◆ Task details ◆
Output the material below in its entirety, exactly as given.
....
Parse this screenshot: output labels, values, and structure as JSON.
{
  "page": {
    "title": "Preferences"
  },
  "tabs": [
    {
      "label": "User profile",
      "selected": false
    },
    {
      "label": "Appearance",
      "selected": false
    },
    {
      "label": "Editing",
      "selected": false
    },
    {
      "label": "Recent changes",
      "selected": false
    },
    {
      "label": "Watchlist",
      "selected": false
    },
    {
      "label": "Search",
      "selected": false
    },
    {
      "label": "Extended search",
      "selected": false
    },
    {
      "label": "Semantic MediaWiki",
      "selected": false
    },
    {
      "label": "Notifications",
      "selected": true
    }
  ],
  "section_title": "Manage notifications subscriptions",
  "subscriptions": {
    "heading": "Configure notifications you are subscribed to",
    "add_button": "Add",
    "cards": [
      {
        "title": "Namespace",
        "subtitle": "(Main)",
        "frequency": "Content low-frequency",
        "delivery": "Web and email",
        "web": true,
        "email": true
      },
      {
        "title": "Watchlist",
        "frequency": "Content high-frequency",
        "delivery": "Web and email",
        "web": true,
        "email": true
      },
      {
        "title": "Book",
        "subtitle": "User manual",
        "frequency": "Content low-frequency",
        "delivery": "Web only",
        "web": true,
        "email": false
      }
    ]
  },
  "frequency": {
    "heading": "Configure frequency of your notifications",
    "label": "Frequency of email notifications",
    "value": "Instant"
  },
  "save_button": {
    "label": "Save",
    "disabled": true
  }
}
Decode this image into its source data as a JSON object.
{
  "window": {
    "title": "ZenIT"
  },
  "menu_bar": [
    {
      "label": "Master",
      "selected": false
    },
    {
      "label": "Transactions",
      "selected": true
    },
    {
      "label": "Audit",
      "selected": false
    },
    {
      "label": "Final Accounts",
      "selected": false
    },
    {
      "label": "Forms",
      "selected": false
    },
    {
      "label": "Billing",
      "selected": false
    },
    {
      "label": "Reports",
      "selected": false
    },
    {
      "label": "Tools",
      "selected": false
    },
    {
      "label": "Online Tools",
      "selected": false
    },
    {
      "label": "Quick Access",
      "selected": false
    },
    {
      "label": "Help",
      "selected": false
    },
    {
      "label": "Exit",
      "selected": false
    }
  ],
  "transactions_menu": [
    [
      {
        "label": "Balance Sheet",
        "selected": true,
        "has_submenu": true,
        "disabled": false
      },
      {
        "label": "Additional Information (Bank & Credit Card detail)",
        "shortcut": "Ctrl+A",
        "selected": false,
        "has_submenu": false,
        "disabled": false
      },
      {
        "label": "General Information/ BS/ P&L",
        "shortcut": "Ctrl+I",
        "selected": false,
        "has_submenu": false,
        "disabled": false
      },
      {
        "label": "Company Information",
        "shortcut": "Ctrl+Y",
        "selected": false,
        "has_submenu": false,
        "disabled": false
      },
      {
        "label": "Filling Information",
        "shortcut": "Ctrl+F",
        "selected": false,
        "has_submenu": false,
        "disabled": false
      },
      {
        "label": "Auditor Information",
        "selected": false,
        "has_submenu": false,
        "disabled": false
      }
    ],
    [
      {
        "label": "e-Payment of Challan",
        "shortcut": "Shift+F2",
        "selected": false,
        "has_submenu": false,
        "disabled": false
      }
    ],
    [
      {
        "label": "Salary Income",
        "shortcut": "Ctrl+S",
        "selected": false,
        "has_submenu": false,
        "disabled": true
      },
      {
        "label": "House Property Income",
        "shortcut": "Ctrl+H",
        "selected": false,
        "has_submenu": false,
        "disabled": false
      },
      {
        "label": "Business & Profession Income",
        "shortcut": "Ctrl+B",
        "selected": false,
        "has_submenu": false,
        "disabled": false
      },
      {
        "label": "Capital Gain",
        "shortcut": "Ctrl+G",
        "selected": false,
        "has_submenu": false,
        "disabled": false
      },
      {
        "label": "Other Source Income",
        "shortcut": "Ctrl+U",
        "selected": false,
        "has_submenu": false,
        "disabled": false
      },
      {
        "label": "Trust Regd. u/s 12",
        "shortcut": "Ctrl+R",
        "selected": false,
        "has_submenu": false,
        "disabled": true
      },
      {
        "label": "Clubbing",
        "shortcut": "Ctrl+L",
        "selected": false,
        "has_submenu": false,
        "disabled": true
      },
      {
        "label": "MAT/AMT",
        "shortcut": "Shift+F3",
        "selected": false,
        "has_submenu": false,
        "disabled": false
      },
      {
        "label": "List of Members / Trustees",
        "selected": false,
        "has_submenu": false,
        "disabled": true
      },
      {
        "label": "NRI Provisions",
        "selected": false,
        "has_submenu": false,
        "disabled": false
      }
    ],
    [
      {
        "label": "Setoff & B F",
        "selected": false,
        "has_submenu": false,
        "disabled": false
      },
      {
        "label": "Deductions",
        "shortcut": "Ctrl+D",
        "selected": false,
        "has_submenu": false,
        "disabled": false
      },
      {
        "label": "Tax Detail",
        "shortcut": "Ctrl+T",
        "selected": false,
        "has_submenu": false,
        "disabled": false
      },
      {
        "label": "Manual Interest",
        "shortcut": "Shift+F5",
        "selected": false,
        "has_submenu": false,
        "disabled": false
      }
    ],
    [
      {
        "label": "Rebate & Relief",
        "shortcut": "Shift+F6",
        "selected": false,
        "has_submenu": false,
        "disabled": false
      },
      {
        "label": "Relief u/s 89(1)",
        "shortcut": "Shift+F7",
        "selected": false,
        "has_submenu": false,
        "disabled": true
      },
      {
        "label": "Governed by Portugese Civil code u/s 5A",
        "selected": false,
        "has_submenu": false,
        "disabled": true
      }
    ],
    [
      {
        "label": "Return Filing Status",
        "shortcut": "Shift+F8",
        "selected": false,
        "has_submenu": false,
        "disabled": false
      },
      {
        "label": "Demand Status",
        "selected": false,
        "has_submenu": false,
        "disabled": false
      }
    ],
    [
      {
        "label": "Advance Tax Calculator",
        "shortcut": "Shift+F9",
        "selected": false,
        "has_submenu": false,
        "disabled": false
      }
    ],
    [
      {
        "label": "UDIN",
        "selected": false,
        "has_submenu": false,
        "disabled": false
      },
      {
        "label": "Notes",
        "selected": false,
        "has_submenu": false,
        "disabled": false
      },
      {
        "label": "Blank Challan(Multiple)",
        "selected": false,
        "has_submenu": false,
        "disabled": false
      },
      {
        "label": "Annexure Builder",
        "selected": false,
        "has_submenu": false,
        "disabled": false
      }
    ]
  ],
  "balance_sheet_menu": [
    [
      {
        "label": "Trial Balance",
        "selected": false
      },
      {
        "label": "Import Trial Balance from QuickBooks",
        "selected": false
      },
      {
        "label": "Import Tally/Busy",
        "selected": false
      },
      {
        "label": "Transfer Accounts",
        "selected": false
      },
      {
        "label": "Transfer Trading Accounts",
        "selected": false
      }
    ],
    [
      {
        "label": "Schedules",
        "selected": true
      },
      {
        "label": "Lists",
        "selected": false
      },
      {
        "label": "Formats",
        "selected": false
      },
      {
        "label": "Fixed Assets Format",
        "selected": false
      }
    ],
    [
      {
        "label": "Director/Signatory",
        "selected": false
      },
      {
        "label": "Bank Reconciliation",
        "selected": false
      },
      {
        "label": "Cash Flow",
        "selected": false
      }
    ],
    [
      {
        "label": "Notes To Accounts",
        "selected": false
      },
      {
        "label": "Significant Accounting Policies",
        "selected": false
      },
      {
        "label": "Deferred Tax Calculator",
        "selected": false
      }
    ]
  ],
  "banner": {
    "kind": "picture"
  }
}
....
◆ The answer ◆
Parse this screenshot: output labels, values, and structure as JSON.
{
  "page": {
    "title": "Preferences"
  },
  "tabs": [
    {
      "label": "User profile",
      "selected": false
    },
    {
      "label": "Appearance",
      "selected": false
    },
    {
      "label": "Editing",
      "selected": false
    },
    {
      "label": "Recent changes",
      "selected": false
    },
    {
      "label": "Watchlist",
      "selected": false
    },
    {
      "label": "Search",
      "selected": false
    },
    {
      "label": "Extended search",
      "selected": false
    },
    {
      "label": "Semantic MediaWiki",
      "selected": false
    },
    {
      "label": "Notifications",
      "selected": true
    }
  ],
  "section_title": "Manage notifications subscriptions",
  "subscriptions": {
    "heading": "Configure notifications you are subscribed to",
    "add_button": "Add",
    "cards": [
      {
        "title": "Namespace",
        "subtitle": "(Main)",
        "frequency": "Content low-frequency",
        "delivery": "Web and email",
        "web": true,
        "email": true
      },
      {
        "title": "Watchlist",
        "frequency": "Content high-frequency",
        "delivery": "Web and email",
        "web": true,
        "email": true
      },
      {
        "title": "Book",
        "subtitle": "User manual",
        "frequency": "Content low-frequency",
        "delivery": "Web only",
        "web": true,
        "email": false
      }
    ]
  },
  "frequency": {
    "heading": "Configure frequency of your notifications",
    "label": "Frequency of email notifications",
    "value": "Instant"
  },
  "save_button": {
    "label": "Save",
    "disabled": true
  }
}
Decode this image into its source data as a JSON object.
{
  "window": {
    "title": "ZenIT"
  },
  "menu_bar": [
    {
      "label": "Master",
      "selected": false
    },
    {
      "label": "Transactions",
      "selected": true
    },
    {
      "label": "Audit",
      "selected": false
    },
    {
      "label": "Final Accounts",
      "selected": false
    },
    {
      "label": "Forms",
      "selected": false
    },
    {
      "label": "Billing",
      "selected": false
    },
    {
      "label": "Reports",
      "selected": false
    },
    {
      "label": "Tools",
      "selected": false
    },
    {
      "label": "Online Tools",
      "selected": false
    },
    {
      "label": "Quick Access",
      "selected": false
    },
    {
      "label": "Help",
      "selected": false
    },
    {
      "label": "Exit",
      "selected": false
    }
  ],
  "transactions_menu": [
    [
      {
        "label": "Balance Sheet",
        "selected": true,
        "has_submenu": true,
        "disabled": false
      },
      {
        "label": "Additional Information (Bank & Credit Card detail)",
        "shortcut": "Ctrl+A",
        "selected": false,
        "has_submenu": false,
        "disabled": false
      },
      {
        "label": "General Information/ BS/ P&L",
        "shortcut": "Ctrl+I",
        "selected": false,
        "has_submenu": false,
        "disabled": false
      },
      {
        "label": "Company Information",
        "shortcut": "Ctrl+Y",
        "selected": false,
        "has_submenu": false,
        "disabled": false
      },
      {
        "label": "Filling Information",
        "shortcut": "Ctrl+F",
        "selected": false,
        "has_submenu": false,
        "disabled": false
      },
      {
        "label": "Auditor Information",
        "selected": false,
        "has_submenu": false,
        "disabled": false
      }
    ],
    [
      {
        "label": "e-Payment of Challan",
        "shortcut": "Shift+F2",
        "selected": false,
        "has_submenu": false,
        "disabled": false
      }
    ],
    [
      {
        "label": "Salary Income",
        "shortcut": "Ctrl+S",
        "selected": false,
        "has_submenu": false,
        "disabled": true
      },
      {
        "label": "House Property Income",
        "shortcut": "Ctrl+H",
        "selected": false,
        "has_submenu": false,
        "disabled": false
      },
      {
        "label": "Business & Profession Income",
        "shortcut": "Ctrl+B",
        "selected": false,
        "has_submenu": false,
        "disabled": false
      },
      {
        "label": "Capital Gain",
        "shortcut": "Ctrl+G",
        "selected": false,
        "has_submenu": false,
        "disabled": false
      },
      {
        "label": "Other Source Income",
        "shortcut": "Ctrl+U",
        "selected": false,
        "has_submenu": false,
        "disabled": false
      },
      {
        "label": "Trust Regd. u/s 12",
        "shortcut": "Ctrl+R",
        "selected": false,
        "has_submenu": false,
        "disabled": true
      },
      {
        "label": "Clubbing",
        "shortcut": "Ctrl+L",
        "selected": false,
        "has_submenu": false,
        "disabled": true
      },
      {
        "label": "MAT/AMT",
        "shortcut": "Shift+F3",
        "selected": false,
        "has_submenu": false,
        "disabled": false
      },
      {
        "label": "List of Members / Trustees",
        "selected": false,
        "has_submenu": false,
        "disabled": true
      },
      {
        "label": "NRI Provisions",
        "selected": false,
        "has_submenu": false,
        "disabled": false
      }
    ],
    [
      {
        "label": "Setoff & B F",
        "selected": false,
        "has_submenu": false,
        "disabled": false
      },
      {
        "label": "Deductions",
        "shortcut": "Ctrl+D",
        "selected": false,
        "has_submenu": false,
        "disabled": false
      },
      {
        "label": "Tax Detail",
        "shortcut": "Ctrl+T",
        "selected": false,
        "has_submenu": false,
        "disabled": false
      },
      {
        "label": "Manual Interest",
        "shortcut": "Shift+F5",
        "selected": false,
        "has_submenu": false,
        "disabled": false
      }
    ],
    [
      {
        "label": "Rebate & Relief",
        "shortcut": "Shift+F6",
        "selected": false,
        "has_submenu": false,
        "disabled": false
      },
      {
        "label": "Relief u/s 89(1)",
        "shortcut": "Shift+F7",
        "selected": false,
        "has_submenu": false,
        "disabled": true
      },
      {
        "label": "Governed by Portugese Civil code u/s 5A",
        "selected": false,
        "has_submenu": false,
        "disabled": true
      }
    ],
    [
      {
        "label": "Return Filing Status",
        "shortcut": "Shift+F8",
        "selected": false,
        "has_submenu": false,
        "disabled": false
      },
      {
        "label": "Demand Status",
        "selected": false,
        "has_submenu": false,
        "disabled": false
      }
    ],
    [
      {
        "label": "Advance Tax Calculator",
        "shortcut": "Shift+F9",
        "selected": false,
        "has_submenu": false,
        "disabled": false
      }
    ],
    [
      {
        "label": "UDIN",
        "selected": false,
        "has_submenu": false,
        "disabled": false
      },
      {
        "label": "Notes",
        "selected": false,
        "has_submenu": false,
        "disabled": false
      },
      {
        "label": "Blank Challan(Multiple)",
        "selected": false,
        "has_submenu": false,
        "disabled": false
      },
      {
        "label": "Annexure Builder",
        "selected": false,
        "has_submenu": false,
        "disabled": false
      }
    ]
  ],
  "balance_sheet_menu": [
    [
      {
        "label": "Trial Balance",
        "selected": false
      },
      {
        "label": "Import Trial Balance from QuickBooks",
        "selected": false
      },
      {
        "label": "Import Tally/Busy",
        "selected": false
      },
      {
        "label": "Transfer Accounts",
        "selected": false
      },
      {
        "label": "Transfer Trading Accounts",
        "selected": false
      }
    ],
    [
      {
        "label": "Schedules",
        "selected": true
      },
      {
        "label": "Lists",
        "selected": false
      },
      {
        "label": "Formats",
        "selected": false
      },
      {
        "label": "Fixed Assets Format",
        "selected": false
      }
    ],
    [
      {
        "label": "Director/Signatory",
        "selected": false
      },
      {
        "label": "Bank Reconciliation",
        "selected": false
      },
      {
        "label": "Cash Flow",
        "selected": false
      }
    ],
    [
      {
        "label": "Notes To Accounts",
        "selected": false
      },
      {
        "label": "Significant Accounting Policies",
        "selected": false
      },
      {
        "label": "Deferred Tax Calculator",
        "selected": false
      }
    ]
  ],
  "banner": {
    "kind": "picture"
  }
}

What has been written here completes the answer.